# [JOB]
Copy every line of the records below where the word "title" occurs.

# [MATERIAL FOR THE TASK]

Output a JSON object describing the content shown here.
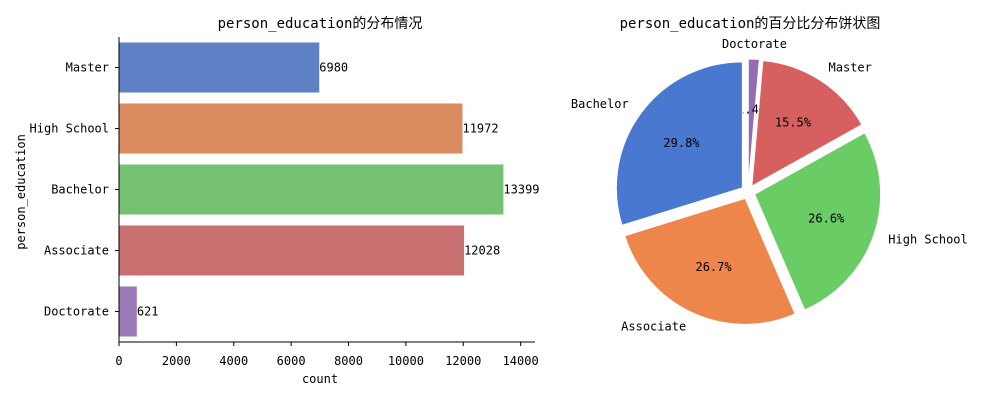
{
  "chart_data": [
    {
      "type": "bar",
      "orientation": "horizontal",
      "title": "person_education的分布情况",
      "xlabel": "count",
      "ylabel": "person_education",
      "xlim": [
        0,
        14500
      ],
      "xticks": [
        0,
        2000,
        4000,
        6000,
        8000,
        10000,
        12000,
        14000
      ],
      "categories": [
        "Master",
        "High School",
        "Bachelor",
        "Associate",
        "Doctorate"
      ],
      "values": [
        6980,
        11972,
        13399,
        12028,
        621
      ],
      "data_labels": [
        "6980",
        "11972",
        "13399",
        "12028",
        "621"
      ],
      "colors": [
        "#5e80c4",
        "#d98b5f",
        "#75c172",
        "#c86f6f",
        "#9b7ab8"
      ],
      "grid": false
    },
    {
      "type": "pie",
      "title": "person_education的百分比分布饼状图",
      "labels": [
        "Doctorate",
        "Master",
        "High School",
        "Associate",
        "Bachelor"
      ],
      "values": [
        1.4,
        15.5,
        26.6,
        26.7,
        29.8
      ],
      "pct_labels": [
        "1.4%",
        "15.5%",
        "26.6%",
        "26.7%",
        "29.8%"
      ],
      "colors": [
        "#956cb4",
        "#d65f5f",
        "#6acc65",
        "#ee854a",
        "#4878d0"
      ],
      "exploded": true
    }
  ]
}
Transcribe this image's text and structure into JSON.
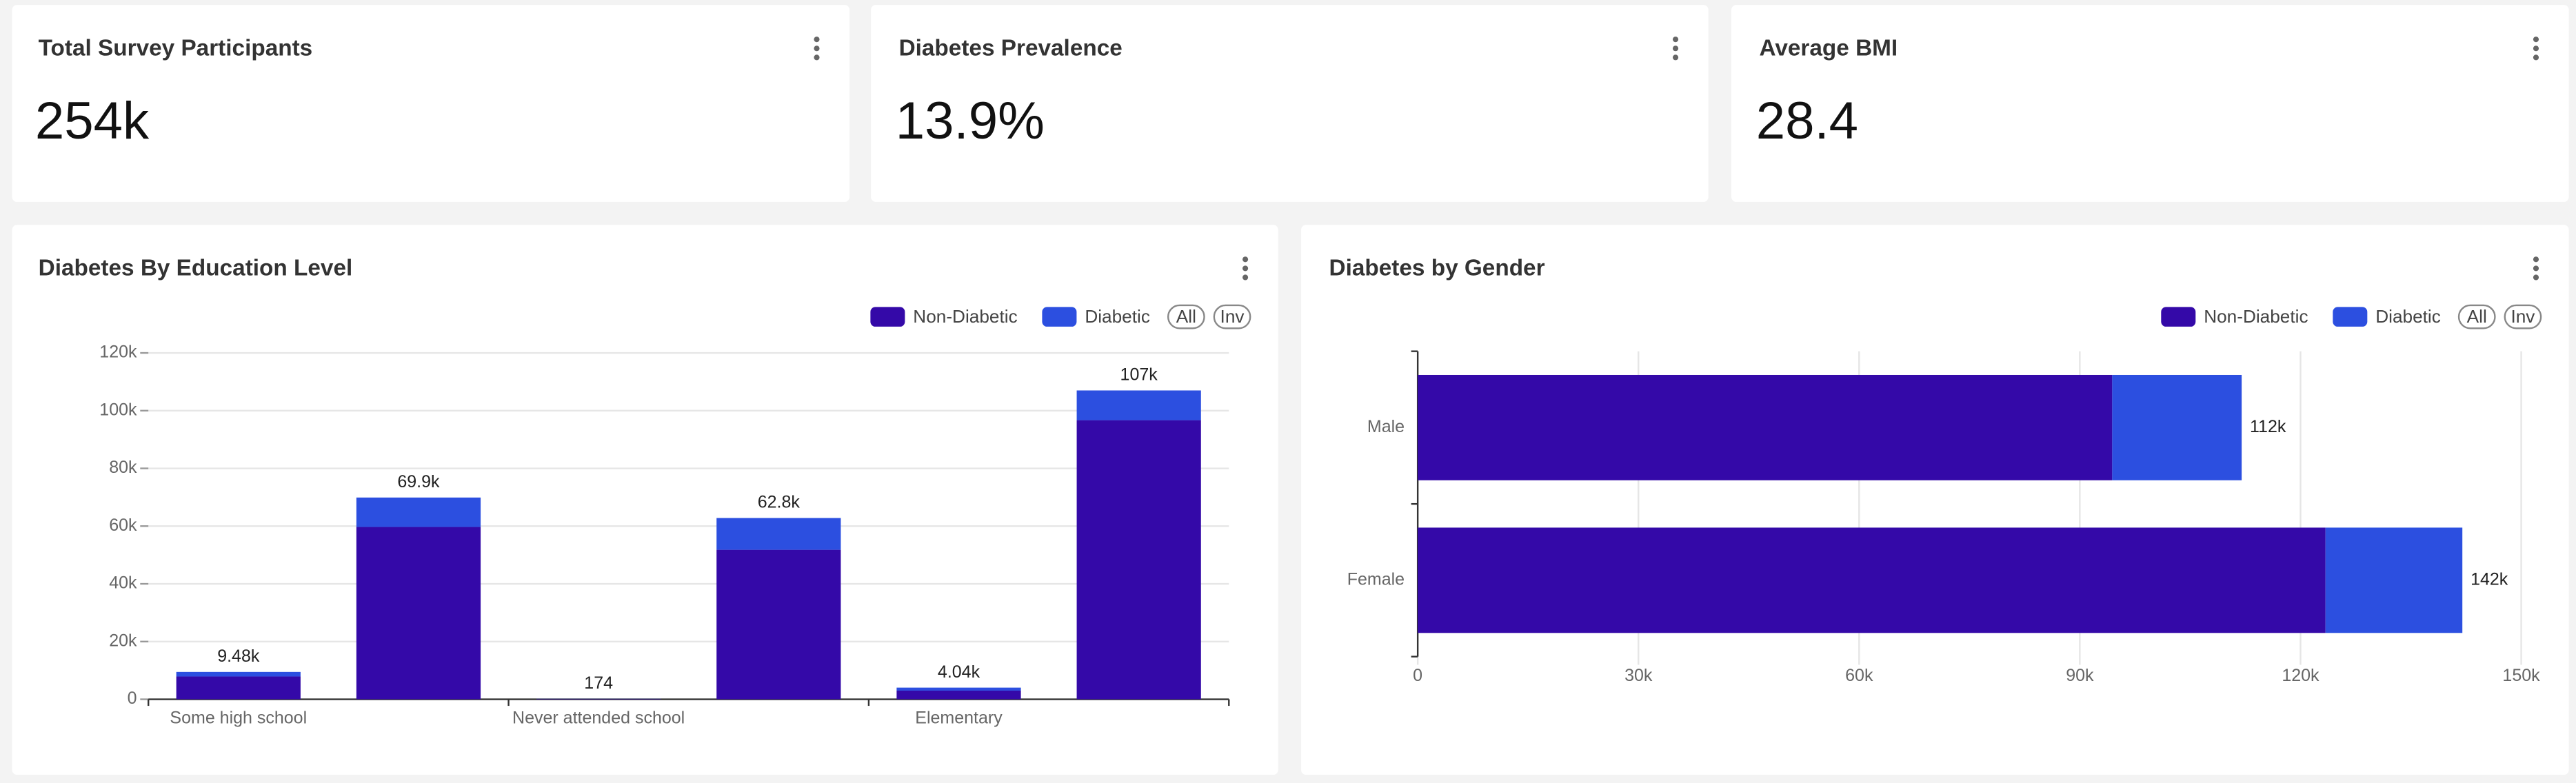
{
  "kpis": [
    {
      "title": "Total Survey Participants",
      "value": "254k"
    },
    {
      "title": "Diabetes Prevalence",
      "value": "13.9%"
    },
    {
      "title": "Average BMI",
      "value": "28.4"
    }
  ],
  "chart_data": [
    {
      "type": "bar",
      "orientation": "vertical",
      "stacked": true,
      "title": "Diabetes By Education Level",
      "categories": [
        "Some high school",
        null,
        "Never attended school",
        null,
        "Elementary",
        null
      ],
      "series": [
        {
          "name": "Non-Diabetic",
          "color": "#3409a8",
          "values": [
            7900,
            59700,
            140,
            51800,
            3000,
            96700
          ]
        },
        {
          "name": "Diabetic",
          "color": "#2c4fe0",
          "values": [
            1580,
            10200,
            34,
            11000,
            1040,
            10300
          ]
        }
      ],
      "total_labels": [
        "9.48k",
        "69.9k",
        "174",
        "62.8k",
        "4.04k",
        "107k"
      ],
      "ylim": [
        0,
        120000
      ],
      "yticks": [
        0,
        {
          "value": 20000,
          "label": "20k"
        },
        {
          "value": 40000,
          "label": "40k"
        },
        {
          "value": 60000,
          "label": "60k"
        },
        {
          "value": 80000,
          "label": "80k"
        },
        {
          "value": 100000,
          "label": "100k"
        },
        {
          "value": 120000,
          "label": "120k"
        }
      ],
      "grid": true,
      "legend_buttons": [
        "All",
        "Inv"
      ]
    },
    {
      "type": "bar",
      "orientation": "horizontal",
      "stacked": true,
      "title": "Diabetes by Gender",
      "categories": [
        "Male",
        "Female"
      ],
      "series": [
        {
          "name": "Non-Diabetic",
          "color": "#3409a8",
          "values": [
            94400,
            123400
          ]
        },
        {
          "name": "Diabetic",
          "color": "#2c4fe0",
          "values": [
            17600,
            18600
          ]
        }
      ],
      "total_labels": [
        "112k",
        "142k"
      ],
      "xlim": [
        0,
        150000
      ],
      "xticks": [
        0,
        {
          "value": 30000,
          "label": "30k"
        },
        {
          "value": 60000,
          "label": "60k"
        },
        {
          "value": 90000,
          "label": "90k"
        },
        {
          "value": 120000,
          "label": "120k"
        },
        {
          "value": 150000,
          "label": "150k"
        }
      ],
      "grid": true,
      "legend_buttons": [
        "All",
        "Inv"
      ]
    }
  ]
}
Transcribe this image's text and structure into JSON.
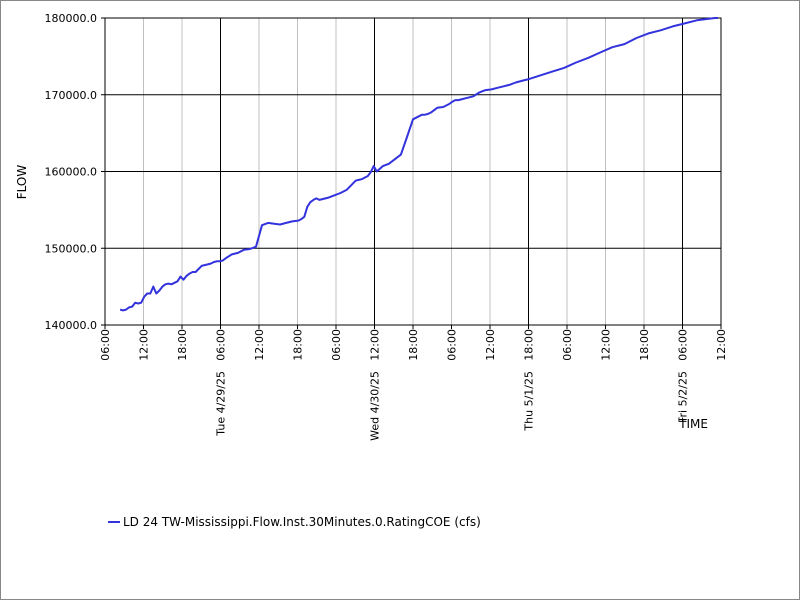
{
  "chart_data": {
    "type": "line",
    "title": "",
    "xlabel": "TIME",
    "ylabel": "FLOW",
    "ylim": [
      140000,
      180000
    ],
    "y_ticks": [
      "140000.0",
      "150000.0",
      "160000.0",
      "170000.0",
      "180000.0"
    ],
    "x_range_hours": [
      0,
      102
    ],
    "x_tick_labels": [
      "06:00",
      "12:00",
      "18:00",
      "06:00",
      "12:00",
      "18:00",
      "06:00",
      "12:00",
      "18:00",
      "06:00",
      "12:00",
      "18:00",
      "06:00",
      "12:00",
      "18:00",
      "06:00",
      "12:00"
    ],
    "x_day_labels": [
      "Tue 4/29/25",
      "Wed 4/30/25",
      "Thu 5/1/25",
      "Fri 5/2/25"
    ],
    "series": [
      {
        "name": "LD 24 TW-Mississippi.Flow.Inst.30Minutes.0.RatingCOE (cfs)",
        "color": "#3333dd",
        "x": [
          2.5,
          3.0,
          3.5,
          4.0,
          4.5,
          5.0,
          5.5,
          6.0,
          6.5,
          7.0,
          7.5,
          8.0,
          8.5,
          9.0,
          9.5,
          10.0,
          10.5,
          11.0,
          11.5,
          12.0,
          12.5,
          13.0,
          13.5,
          14.0,
          14.5,
          15.0,
          15.5,
          16.0,
          16.5,
          17.0,
          17.5,
          18.0,
          18.5,
          19.0,
          19.5,
          20.0,
          21.0,
          22.0,
          23.0,
          24.0,
          25.0,
          26.0,
          27.0,
          28.0,
          29.0,
          30.0,
          31.0,
          32.0,
          32.5,
          33.0,
          33.5,
          34.0,
          34.5,
          35.0,
          35.5,
          36.0,
          37.0,
          38.0,
          39.0,
          40.0,
          41.0,
          41.5,
          42.0,
          42.5,
          43.0,
          43.5,
          44.0,
          44.5,
          45.0,
          46.0,
          47.0,
          48.0,
          49.0,
          50.0,
          51.0,
          52.0,
          52.5,
          53.0,
          53.5,
          54.0,
          55.0,
          56.0,
          56.5,
          57.0,
          57.5,
          58.0,
          58.5,
          59.0,
          60.0,
          61.0,
          62.0,
          63.0,
          64.0,
          65.0,
          66.0,
          67.0,
          68.0,
          69.0,
          70.0,
          72.0,
          74.0,
          76.0,
          78.0,
          80.0,
          82.0,
          84.0,
          86.0,
          88.0,
          90.0,
          92.0,
          94.0,
          96.0,
          98.0,
          100.0,
          101.0,
          101.5
        ],
        "y": [
          142000,
          141900,
          142000,
          142300,
          142400,
          142900,
          142800,
          142900,
          143700,
          144100,
          144100,
          145000,
          144100,
          144500,
          145000,
          145300,
          145400,
          145300,
          145500,
          145700,
          146300,
          145900,
          146400,
          146700,
          146900,
          146900,
          147300,
          147700,
          147800,
          147900,
          148000,
          148200,
          148300,
          148300,
          148400,
          148700,
          149200,
          149400,
          149800,
          149900,
          150200,
          153000,
          153300,
          153200,
          153100,
          153300,
          153500,
          153600,
          153800,
          154100,
          155400,
          156000,
          156300,
          156500,
          156300,
          156400,
          156600,
          156900,
          157200,
          157600,
          158400,
          158800,
          158900,
          159000,
          159200,
          159400,
          159900,
          160700,
          160000,
          160700,
          161000,
          161600,
          162200,
          164500,
          166800,
          167200,
          167400,
          167400,
          167500,
          167700,
          168300,
          168400,
          168600,
          168800,
          169100,
          169300,
          169300,
          169400,
          169600,
          169800,
          170300,
          170600,
          170700,
          170900,
          171100,
          171300,
          171600,
          171800,
          172000,
          172500,
          173000,
          173500,
          174200,
          174800,
          175500,
          176200,
          176600,
          177400,
          178000,
          178400,
          178900,
          179300,
          179700,
          179900,
          180000,
          180000
        ]
      }
    ],
    "grid": true,
    "legend_position": "bottom-left"
  }
}
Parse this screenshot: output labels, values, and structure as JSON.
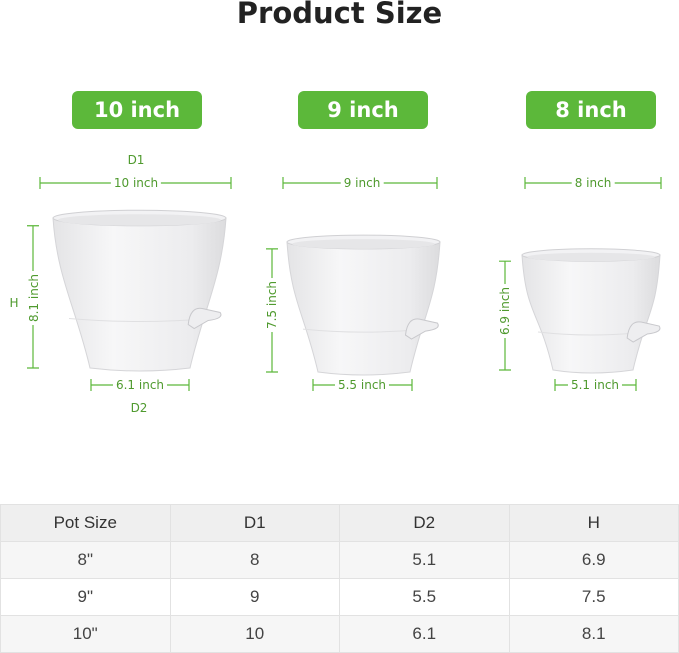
{
  "title": "Product Size",
  "accent_color": "#5cb83a",
  "pots": [
    {
      "badge": "10 inch",
      "d1": "10 inch",
      "h": "8.1 inch",
      "d2": "6.1 inch",
      "d1_tag": "D1",
      "h_tag": "H",
      "d2_tag": "D2"
    },
    {
      "badge": "9 inch",
      "d1": "9 inch",
      "h": "7.5 inch",
      "d2": "5.5 inch"
    },
    {
      "badge": "8 inch",
      "d1": "8 inch",
      "h": "6.9 inch",
      "d2": "5.1 inch"
    }
  ],
  "table": {
    "headers": [
      "Pot Size",
      "D1",
      "D2",
      "H"
    ],
    "rows": [
      [
        "8\"",
        "8",
        "5.1",
        "6.9"
      ],
      [
        "9\"",
        "9",
        "5.5",
        "7.5"
      ],
      [
        "10\"",
        "10",
        "6.1",
        "8.1"
      ]
    ]
  }
}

# [EXERCISE RESULT]
      "title": "person_education的分布情况",
      "title": "person_education的百分比分布饼状图",
      "title": "Total Survey Participants",
      "title": "Diabetes Prevalence",
      "title": "Average BMI",
      "title": "Diabetes By Education Level",
      "title": "Diabetes by Gender",
    "title": "",
  "title": "Product Size",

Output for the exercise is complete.